Scan the records below for the word "houses" and give only the number of lines that hold it.

[Records contained in a dataset]
☆ ☆ ☆ ☆ ☆ ☆ ☆
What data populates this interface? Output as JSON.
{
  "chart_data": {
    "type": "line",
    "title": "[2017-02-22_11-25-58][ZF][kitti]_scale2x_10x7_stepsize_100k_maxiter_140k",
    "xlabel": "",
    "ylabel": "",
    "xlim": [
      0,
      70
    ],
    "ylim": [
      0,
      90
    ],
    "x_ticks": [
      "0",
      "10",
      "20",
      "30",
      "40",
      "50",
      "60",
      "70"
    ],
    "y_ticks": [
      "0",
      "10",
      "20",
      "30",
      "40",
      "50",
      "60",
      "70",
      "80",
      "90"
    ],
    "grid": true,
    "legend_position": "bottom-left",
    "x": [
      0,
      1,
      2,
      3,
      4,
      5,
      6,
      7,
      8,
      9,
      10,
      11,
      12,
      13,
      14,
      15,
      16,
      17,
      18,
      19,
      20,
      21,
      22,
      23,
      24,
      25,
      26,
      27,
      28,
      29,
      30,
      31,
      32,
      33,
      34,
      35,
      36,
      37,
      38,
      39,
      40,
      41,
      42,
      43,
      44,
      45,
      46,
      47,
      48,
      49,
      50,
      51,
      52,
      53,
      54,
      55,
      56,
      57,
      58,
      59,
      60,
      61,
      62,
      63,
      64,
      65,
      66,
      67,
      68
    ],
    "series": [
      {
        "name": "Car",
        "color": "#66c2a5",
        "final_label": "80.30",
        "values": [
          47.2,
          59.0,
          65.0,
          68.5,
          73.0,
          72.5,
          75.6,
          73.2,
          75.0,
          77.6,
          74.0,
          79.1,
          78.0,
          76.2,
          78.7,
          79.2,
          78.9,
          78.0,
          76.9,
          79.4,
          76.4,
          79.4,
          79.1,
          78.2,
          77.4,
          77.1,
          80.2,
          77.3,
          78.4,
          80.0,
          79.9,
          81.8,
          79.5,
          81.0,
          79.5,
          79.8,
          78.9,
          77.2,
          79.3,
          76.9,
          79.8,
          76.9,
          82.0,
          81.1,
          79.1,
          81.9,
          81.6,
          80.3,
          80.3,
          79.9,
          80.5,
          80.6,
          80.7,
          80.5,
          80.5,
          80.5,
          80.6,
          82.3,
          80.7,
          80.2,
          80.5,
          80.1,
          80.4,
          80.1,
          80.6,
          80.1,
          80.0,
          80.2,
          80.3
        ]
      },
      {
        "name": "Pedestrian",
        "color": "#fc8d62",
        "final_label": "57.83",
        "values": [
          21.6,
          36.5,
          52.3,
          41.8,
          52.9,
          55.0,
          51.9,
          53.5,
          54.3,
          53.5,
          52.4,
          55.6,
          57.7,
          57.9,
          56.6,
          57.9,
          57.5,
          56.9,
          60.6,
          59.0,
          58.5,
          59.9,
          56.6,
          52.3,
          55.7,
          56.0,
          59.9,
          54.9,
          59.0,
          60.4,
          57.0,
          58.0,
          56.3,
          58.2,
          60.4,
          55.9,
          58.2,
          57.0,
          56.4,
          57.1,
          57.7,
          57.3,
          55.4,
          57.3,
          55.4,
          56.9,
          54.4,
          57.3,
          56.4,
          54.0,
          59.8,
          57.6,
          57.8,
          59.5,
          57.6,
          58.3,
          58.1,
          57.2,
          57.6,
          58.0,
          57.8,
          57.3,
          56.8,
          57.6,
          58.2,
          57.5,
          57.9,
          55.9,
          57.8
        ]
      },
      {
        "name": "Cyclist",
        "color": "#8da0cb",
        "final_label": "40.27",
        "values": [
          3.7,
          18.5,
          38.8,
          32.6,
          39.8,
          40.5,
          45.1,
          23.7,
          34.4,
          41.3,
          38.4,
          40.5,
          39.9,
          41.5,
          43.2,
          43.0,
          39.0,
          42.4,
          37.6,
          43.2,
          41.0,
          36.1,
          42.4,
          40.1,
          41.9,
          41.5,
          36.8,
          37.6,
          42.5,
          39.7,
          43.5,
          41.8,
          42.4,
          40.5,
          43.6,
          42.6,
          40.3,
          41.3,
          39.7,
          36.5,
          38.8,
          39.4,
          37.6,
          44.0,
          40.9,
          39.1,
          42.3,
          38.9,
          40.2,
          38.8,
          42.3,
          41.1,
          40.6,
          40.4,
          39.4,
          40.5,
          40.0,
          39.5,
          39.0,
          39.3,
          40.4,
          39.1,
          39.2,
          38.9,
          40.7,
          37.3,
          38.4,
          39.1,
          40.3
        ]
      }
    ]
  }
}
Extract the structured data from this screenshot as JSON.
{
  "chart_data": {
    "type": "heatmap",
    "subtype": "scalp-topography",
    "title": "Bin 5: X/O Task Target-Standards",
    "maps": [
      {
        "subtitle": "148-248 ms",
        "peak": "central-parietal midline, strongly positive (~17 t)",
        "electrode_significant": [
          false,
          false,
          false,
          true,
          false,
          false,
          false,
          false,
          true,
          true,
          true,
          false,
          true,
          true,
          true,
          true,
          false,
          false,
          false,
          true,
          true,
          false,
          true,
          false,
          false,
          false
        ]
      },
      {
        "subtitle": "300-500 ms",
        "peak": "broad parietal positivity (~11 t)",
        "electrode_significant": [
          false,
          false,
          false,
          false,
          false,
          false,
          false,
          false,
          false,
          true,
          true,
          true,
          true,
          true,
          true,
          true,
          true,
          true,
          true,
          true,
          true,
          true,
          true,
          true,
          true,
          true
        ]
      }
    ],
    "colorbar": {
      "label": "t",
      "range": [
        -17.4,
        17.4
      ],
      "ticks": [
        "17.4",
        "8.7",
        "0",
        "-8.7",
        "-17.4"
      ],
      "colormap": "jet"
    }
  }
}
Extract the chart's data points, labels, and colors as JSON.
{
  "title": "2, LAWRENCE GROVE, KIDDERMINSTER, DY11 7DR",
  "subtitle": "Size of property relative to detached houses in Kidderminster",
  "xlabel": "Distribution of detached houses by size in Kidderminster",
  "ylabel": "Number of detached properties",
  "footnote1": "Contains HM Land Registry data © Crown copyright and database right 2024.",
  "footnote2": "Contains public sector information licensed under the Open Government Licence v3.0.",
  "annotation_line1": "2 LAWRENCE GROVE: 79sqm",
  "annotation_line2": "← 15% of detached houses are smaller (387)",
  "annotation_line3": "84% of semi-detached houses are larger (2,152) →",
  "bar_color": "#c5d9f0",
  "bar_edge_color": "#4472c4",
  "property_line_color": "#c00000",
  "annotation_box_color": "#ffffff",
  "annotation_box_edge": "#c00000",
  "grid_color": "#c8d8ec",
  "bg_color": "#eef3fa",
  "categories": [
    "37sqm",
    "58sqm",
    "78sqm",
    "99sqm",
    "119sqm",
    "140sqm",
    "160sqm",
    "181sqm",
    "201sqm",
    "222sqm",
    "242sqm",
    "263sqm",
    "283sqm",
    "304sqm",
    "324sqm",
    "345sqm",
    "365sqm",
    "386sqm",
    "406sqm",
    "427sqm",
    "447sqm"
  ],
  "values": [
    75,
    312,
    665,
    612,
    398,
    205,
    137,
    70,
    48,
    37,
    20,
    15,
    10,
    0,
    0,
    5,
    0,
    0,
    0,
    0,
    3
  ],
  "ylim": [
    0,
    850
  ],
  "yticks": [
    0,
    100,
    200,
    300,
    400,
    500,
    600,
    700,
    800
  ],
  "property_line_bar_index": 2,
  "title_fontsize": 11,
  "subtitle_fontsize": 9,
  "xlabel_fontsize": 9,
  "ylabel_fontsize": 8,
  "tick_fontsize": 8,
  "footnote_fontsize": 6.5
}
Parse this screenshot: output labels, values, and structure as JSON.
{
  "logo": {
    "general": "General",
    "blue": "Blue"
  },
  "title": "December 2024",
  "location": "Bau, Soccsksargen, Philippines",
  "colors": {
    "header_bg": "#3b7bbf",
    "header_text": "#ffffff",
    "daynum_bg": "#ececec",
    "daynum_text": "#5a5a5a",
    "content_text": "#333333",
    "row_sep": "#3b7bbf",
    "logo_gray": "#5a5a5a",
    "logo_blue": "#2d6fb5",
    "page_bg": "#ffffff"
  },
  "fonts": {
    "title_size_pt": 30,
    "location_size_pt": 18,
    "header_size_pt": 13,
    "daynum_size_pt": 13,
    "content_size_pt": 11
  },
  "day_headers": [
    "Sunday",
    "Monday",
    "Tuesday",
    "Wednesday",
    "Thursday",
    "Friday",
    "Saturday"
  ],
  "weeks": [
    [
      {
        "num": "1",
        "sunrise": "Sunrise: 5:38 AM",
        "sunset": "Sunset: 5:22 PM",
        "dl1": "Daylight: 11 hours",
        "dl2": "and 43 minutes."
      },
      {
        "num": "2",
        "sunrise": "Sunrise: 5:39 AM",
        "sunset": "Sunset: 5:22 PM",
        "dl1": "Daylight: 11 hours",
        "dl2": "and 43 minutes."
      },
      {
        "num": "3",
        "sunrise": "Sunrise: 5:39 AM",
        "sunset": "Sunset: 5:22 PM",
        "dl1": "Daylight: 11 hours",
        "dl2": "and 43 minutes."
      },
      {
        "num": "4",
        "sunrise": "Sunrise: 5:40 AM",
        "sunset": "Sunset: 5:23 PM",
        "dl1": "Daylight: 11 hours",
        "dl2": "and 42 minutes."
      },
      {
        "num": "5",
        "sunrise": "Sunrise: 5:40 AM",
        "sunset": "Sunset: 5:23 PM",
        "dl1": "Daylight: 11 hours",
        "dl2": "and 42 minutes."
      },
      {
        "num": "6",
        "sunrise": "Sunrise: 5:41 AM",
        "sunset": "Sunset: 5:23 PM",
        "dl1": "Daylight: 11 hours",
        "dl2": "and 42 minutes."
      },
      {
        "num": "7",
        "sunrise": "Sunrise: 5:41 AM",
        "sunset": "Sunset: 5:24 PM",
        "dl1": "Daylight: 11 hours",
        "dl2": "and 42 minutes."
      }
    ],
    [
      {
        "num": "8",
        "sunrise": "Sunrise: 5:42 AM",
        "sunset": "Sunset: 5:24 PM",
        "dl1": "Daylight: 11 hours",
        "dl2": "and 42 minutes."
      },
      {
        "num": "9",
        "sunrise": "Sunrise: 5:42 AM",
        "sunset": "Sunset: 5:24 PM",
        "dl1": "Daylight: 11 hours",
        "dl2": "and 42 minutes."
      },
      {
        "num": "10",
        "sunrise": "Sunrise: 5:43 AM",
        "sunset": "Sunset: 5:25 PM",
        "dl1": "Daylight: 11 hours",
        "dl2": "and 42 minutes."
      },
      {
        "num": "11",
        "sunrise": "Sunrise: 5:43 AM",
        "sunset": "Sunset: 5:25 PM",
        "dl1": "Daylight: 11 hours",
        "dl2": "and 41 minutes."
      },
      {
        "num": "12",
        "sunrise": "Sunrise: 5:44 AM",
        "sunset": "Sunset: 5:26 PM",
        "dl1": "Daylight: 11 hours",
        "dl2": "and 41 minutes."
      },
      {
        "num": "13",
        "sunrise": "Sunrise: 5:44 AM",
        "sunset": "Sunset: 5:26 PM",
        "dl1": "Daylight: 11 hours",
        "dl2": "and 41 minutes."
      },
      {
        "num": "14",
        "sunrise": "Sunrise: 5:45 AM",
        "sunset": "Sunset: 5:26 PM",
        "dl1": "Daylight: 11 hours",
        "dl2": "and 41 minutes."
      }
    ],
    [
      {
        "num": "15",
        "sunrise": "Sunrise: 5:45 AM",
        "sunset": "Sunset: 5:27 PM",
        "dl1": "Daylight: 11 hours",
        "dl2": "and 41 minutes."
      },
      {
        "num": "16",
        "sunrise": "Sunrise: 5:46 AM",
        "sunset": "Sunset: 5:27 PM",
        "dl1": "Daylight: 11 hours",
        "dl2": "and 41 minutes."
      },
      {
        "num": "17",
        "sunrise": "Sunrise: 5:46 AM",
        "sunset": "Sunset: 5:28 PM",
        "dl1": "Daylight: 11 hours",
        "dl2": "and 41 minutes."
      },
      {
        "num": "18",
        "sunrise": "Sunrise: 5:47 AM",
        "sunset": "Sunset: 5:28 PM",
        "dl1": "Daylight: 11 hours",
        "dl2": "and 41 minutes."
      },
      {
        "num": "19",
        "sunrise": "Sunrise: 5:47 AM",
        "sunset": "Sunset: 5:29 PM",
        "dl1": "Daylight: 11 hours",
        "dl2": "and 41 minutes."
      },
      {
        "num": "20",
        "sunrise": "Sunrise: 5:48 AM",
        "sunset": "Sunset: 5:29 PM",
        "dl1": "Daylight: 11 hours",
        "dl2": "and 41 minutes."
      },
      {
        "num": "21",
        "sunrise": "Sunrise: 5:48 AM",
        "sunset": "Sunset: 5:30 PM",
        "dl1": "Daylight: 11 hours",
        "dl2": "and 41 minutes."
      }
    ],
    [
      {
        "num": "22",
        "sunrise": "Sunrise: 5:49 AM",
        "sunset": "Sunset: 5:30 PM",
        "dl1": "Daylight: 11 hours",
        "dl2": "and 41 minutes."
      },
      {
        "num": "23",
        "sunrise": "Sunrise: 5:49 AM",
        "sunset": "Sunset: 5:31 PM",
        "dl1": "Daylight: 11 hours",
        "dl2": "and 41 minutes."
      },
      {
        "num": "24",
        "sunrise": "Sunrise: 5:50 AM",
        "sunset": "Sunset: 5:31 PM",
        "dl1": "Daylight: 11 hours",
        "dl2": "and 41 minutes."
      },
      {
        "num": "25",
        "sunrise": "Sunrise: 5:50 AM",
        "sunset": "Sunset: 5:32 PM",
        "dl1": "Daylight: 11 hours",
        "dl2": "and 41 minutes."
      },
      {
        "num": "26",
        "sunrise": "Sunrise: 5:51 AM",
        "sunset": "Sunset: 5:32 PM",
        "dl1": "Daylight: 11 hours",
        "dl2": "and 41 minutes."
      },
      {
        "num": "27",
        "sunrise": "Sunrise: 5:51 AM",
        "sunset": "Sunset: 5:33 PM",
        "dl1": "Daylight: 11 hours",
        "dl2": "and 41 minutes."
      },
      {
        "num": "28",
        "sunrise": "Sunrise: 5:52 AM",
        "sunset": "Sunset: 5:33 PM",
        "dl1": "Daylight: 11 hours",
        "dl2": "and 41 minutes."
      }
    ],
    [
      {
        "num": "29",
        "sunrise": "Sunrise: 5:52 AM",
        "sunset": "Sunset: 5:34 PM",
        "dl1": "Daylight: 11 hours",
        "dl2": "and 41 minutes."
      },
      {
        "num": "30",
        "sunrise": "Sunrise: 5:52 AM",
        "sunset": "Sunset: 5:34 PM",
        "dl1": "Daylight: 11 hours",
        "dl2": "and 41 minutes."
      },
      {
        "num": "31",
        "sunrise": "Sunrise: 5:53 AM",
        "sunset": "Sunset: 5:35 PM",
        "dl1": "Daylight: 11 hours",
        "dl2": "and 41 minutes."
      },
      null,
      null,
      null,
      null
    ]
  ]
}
☆ ☆ ☆ ☆ ☆ ☆ ☆
## Result of the task
4